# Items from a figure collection
----------------------------------------

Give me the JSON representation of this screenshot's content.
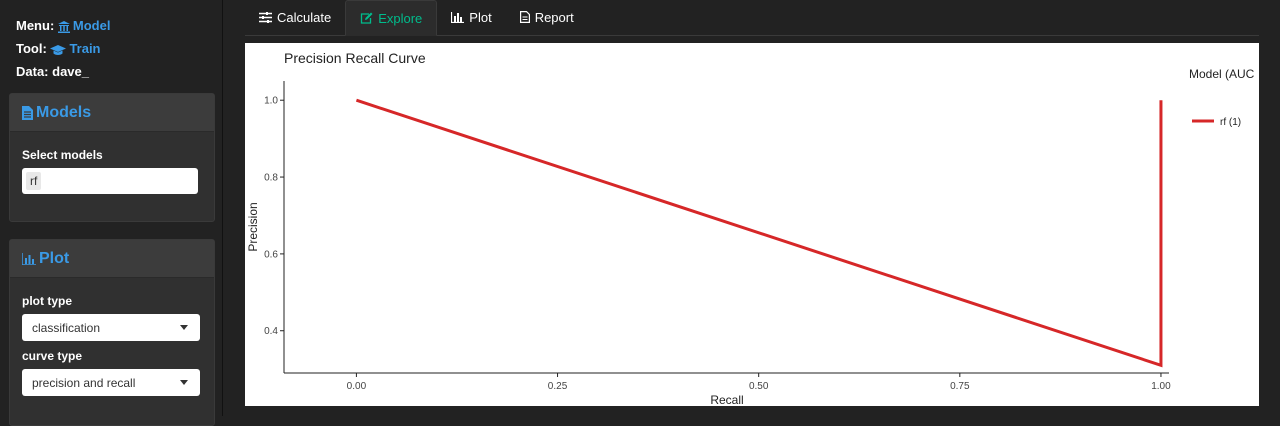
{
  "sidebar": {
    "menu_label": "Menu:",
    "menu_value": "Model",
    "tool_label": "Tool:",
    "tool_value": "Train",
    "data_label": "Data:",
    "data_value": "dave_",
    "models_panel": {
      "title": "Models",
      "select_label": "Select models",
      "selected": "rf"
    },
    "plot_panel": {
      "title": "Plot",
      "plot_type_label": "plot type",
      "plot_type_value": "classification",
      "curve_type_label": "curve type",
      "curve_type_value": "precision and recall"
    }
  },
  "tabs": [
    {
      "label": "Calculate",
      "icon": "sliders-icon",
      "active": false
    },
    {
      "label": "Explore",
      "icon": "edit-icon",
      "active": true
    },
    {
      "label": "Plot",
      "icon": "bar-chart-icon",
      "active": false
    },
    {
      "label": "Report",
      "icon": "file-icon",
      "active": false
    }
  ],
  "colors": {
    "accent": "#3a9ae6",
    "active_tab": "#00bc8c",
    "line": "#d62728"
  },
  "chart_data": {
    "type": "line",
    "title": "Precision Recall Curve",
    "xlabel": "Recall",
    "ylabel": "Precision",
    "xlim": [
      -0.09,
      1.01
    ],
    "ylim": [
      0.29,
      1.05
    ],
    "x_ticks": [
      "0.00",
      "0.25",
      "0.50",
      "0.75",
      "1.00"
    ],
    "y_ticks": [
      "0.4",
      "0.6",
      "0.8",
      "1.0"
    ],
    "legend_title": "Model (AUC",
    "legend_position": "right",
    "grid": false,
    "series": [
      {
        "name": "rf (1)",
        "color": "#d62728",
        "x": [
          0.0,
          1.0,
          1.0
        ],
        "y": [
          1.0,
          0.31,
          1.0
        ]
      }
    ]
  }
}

----------------------------------------

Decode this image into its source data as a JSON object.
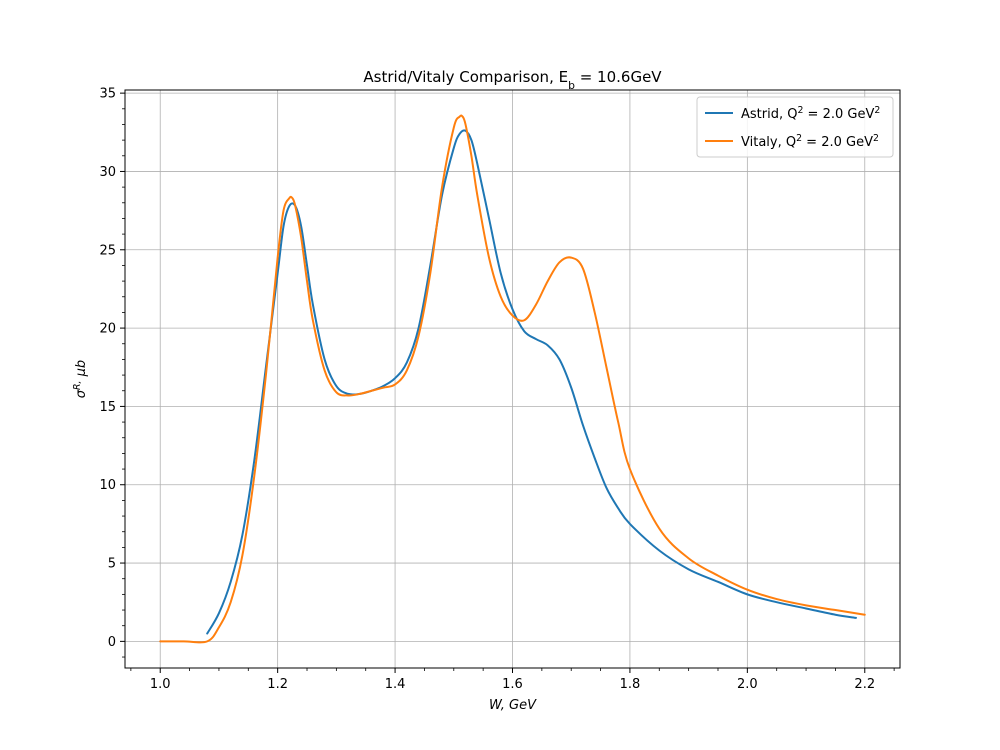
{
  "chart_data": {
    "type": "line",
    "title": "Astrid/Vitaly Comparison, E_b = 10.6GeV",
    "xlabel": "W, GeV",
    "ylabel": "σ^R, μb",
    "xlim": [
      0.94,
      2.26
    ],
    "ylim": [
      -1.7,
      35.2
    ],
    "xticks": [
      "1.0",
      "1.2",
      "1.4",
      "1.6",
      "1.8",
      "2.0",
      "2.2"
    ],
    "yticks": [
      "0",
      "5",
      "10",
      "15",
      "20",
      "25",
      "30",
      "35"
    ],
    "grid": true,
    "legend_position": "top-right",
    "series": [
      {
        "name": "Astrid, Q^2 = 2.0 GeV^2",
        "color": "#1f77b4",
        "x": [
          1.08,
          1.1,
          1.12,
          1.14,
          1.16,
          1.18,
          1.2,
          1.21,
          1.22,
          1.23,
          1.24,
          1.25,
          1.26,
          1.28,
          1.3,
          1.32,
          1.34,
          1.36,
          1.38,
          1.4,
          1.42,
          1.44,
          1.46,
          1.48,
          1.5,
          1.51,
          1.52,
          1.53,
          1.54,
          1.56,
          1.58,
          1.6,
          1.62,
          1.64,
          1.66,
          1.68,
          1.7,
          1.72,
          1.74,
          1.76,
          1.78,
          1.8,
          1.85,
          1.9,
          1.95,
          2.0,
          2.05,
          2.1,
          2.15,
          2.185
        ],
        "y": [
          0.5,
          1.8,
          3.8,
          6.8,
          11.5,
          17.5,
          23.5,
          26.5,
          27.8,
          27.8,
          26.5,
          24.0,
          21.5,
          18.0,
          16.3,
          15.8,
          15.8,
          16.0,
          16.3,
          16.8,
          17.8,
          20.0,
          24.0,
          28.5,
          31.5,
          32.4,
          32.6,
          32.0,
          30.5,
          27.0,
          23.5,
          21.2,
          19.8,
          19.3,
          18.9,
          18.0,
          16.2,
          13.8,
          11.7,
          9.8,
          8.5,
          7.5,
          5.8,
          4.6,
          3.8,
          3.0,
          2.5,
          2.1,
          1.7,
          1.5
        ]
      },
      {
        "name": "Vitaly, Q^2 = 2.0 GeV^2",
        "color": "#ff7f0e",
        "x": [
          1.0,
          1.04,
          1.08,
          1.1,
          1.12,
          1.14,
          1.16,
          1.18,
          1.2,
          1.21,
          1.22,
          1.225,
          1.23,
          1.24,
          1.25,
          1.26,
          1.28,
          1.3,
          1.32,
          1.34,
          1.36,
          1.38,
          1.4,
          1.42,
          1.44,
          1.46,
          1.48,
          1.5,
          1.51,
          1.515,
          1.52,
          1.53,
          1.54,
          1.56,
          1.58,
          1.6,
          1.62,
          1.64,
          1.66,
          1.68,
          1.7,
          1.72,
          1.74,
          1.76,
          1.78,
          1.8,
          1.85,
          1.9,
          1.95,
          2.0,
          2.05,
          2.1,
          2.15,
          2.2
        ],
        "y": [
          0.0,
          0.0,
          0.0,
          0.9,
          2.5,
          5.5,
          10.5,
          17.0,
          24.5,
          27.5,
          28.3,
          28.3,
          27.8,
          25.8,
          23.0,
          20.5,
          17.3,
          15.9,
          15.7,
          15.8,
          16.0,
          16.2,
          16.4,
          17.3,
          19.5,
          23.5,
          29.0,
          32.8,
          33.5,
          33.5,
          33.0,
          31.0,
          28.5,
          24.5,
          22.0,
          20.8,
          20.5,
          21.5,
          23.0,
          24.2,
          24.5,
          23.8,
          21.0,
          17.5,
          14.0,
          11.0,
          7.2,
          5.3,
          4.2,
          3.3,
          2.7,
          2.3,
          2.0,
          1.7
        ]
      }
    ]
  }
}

----------------------------------------

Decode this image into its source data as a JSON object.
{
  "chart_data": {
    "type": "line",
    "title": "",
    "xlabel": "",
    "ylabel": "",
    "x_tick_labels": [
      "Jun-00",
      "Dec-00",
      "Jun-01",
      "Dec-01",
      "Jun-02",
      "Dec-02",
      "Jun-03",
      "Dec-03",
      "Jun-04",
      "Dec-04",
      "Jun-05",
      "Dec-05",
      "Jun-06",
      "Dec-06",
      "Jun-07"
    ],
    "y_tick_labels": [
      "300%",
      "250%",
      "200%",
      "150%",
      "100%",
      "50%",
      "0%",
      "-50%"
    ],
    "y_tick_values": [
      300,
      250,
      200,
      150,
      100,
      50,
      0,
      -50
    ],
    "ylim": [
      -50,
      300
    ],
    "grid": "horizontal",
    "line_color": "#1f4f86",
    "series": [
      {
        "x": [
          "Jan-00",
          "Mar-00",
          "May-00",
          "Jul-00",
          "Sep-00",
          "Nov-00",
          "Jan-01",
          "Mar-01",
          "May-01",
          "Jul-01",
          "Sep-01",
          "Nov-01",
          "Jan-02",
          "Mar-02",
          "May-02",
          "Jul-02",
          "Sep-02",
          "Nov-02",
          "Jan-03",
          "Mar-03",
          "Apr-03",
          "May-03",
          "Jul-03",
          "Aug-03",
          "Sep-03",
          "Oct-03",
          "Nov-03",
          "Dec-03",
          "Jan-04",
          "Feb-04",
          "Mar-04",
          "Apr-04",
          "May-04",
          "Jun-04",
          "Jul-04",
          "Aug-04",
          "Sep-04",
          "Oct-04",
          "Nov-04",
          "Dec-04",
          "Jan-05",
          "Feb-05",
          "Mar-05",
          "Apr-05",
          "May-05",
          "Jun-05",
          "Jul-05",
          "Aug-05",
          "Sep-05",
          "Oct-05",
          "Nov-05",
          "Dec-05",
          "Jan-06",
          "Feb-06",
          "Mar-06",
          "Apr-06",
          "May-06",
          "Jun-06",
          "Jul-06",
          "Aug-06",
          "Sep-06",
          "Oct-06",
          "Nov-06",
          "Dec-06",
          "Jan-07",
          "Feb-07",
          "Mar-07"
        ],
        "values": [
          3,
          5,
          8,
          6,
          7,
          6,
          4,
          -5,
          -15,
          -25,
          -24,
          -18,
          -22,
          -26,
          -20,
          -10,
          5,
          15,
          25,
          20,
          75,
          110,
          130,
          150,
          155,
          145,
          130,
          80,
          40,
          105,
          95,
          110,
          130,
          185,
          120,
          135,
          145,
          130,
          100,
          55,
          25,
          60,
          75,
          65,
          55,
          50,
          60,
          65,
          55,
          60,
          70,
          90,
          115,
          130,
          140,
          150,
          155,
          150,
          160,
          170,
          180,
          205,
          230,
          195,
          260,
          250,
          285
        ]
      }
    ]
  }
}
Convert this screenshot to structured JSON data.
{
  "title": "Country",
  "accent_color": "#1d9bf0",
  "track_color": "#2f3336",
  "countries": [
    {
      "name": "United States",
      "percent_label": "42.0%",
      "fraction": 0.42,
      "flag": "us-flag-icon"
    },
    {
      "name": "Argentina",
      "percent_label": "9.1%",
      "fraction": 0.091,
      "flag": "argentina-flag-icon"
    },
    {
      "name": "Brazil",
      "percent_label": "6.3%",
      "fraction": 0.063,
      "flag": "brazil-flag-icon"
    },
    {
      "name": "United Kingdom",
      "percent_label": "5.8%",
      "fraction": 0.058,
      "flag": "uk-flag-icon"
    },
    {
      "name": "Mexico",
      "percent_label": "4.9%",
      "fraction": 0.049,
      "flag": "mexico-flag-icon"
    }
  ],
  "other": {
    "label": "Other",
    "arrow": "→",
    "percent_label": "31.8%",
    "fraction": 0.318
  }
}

----------------------------------------

# GOAL OF THE EXERCISE
From the material above, copy each line that includes the word "United".

# EXERCISE RESPONSE
      "name": "United States",
      "name": "United Kingdom",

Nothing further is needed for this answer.